Your task is to give the listing below back word for word, pictures excluded.

++++++++

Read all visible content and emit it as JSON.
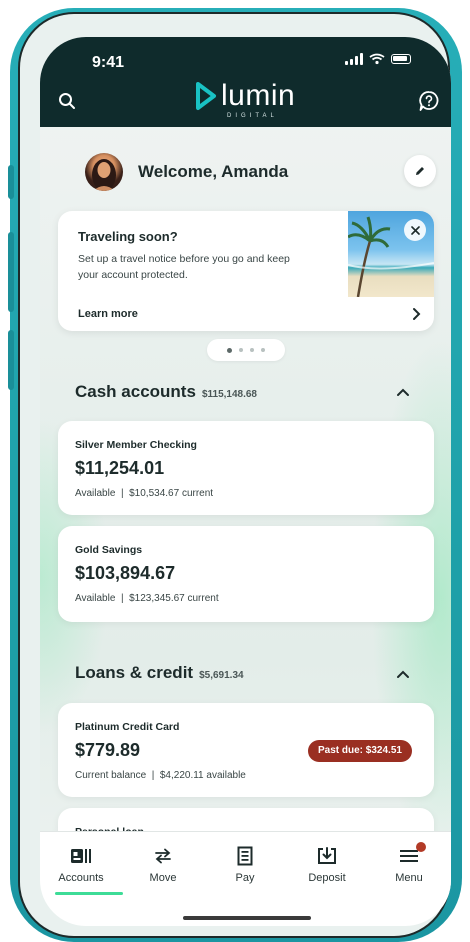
{
  "status_bar": {
    "time": "9:41"
  },
  "header": {
    "logo_text": "lumin",
    "logo_sub": "DIGITAL",
    "search_icon": "search-icon",
    "help_icon": "help-chat-icon"
  },
  "welcome": {
    "text": "Welcome, Amanda",
    "edit_icon": "pencil-icon"
  },
  "promo": {
    "title": "Traveling soon?",
    "body": "Set up a travel notice before you go and keep your account protected.",
    "link": "Learn more",
    "close_icon": "close-icon",
    "carousel": {
      "count": 4,
      "active_index": 0
    }
  },
  "cash_accounts": {
    "title": "Cash accounts",
    "total": "$115,148.68",
    "accounts": [
      {
        "name": "Silver Member Checking",
        "balance": "$11,254.01",
        "sub": "Available  |  $10,534.67 current"
      },
      {
        "name": "Gold Savings",
        "balance": "$103,894.67",
        "sub": "Available  |  $123,345.67 current"
      }
    ]
  },
  "loans": {
    "title": "Loans & credit",
    "total": "$5,691.34",
    "accounts": [
      {
        "name": "Platinum Credit Card",
        "balance": "$779.89",
        "sub": "Current balance  |  $4,220.11 available",
        "badge": "Past due: $324.51"
      },
      {
        "name": "Personal loan"
      }
    ]
  },
  "tabbar": {
    "tabs": [
      {
        "label": "Accounts",
        "icon": "accounts-icon"
      },
      {
        "label": "Move",
        "icon": "transfer-arrows-icon"
      },
      {
        "label": "Pay",
        "icon": "bill-icon"
      },
      {
        "label": "Deposit",
        "icon": "deposit-icon"
      },
      {
        "label": "Menu",
        "icon": "menu-icon"
      }
    ],
    "active": "Accounts"
  },
  "colors": {
    "header_bg": "#0f2b2c",
    "accent_green": "#3ddc97",
    "logo_accent": "#19c2c4",
    "past_due_bg": "#9a2f22",
    "frame": "#27aeb8"
  }
}
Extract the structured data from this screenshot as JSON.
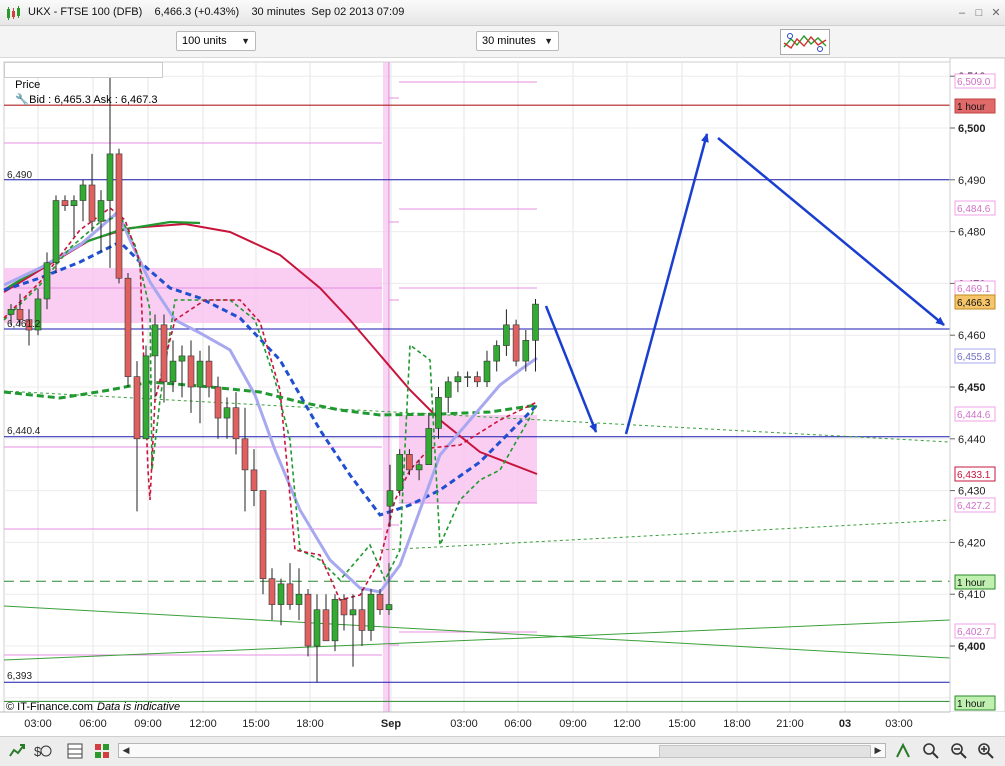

++++++++

**Written response**
Read all visible content and emit it as JSON.
{
  "status_bar": {
    "time": "9:41"
  },
  "header": {
    "logo_text": "lumin",
    "logo_sub": "DIGITAL",
    "search_icon": "search-icon",
    "help_icon": "help-chat-icon"
  },
  "welcome": {
    "text": "Welcome, Amanda",
    "edit_icon": "pencil-icon"
  },
  "promo": {
    "title": "Traveling soon?",
    "body": "Set up a travel notice before you go and keep your account protected.",
    "link": "Learn more",
    "close_icon": "close-icon",
    "carousel": {
      "count": 4,
      "active_index": 0
    }
  },
  "cash_accounts": {
    "title": "Cash accounts",
    "total": "$115,148.68",
    "accounts": [
      {
        "name": "Silver Member Checking",
        "balance": "$11,254.01",
        "sub": "Available  |  $10,534.67 current"
      },
      {
        "name": "Gold Savings",
        "balance": "$103,894.67",
        "sub": "Available  |  $123,345.67 current"
      }
    ]
  },
  "loans": {
    "title": "Loans & credit",
    "total": "$5,691.34",
    "accounts": [
      {
        "name": "Platinum Credit Card",
        "balance": "$779.89",
        "sub": "Current balance  |  $4,220.11 available",
        "badge": "Past due: $324.51"
      },
      {
        "name": "Personal loan"
      }
    ]
  },
  "tabbar": {
    "tabs": [
      {
        "label": "Accounts",
        "icon": "accounts-icon"
      },
      {
        "label": "Move",
        "icon": "transfer-arrows-icon"
      },
      {
        "label": "Pay",
        "icon": "bill-icon"
      },
      {
        "label": "Deposit",
        "icon": "deposit-icon"
      },
      {
        "label": "Menu",
        "icon": "menu-icon"
      }
    ],
    "active": "Accounts"
  },
  "colors": {
    "header_bg": "#0f2b2c",
    "accent_green": "#3ddc97",
    "logo_accent": "#19c2c4",
    "past_due_bg": "#9a2f22",
    "frame": "#27aeb8"
  }
}
Extract the structured data from this screenshot as JSON.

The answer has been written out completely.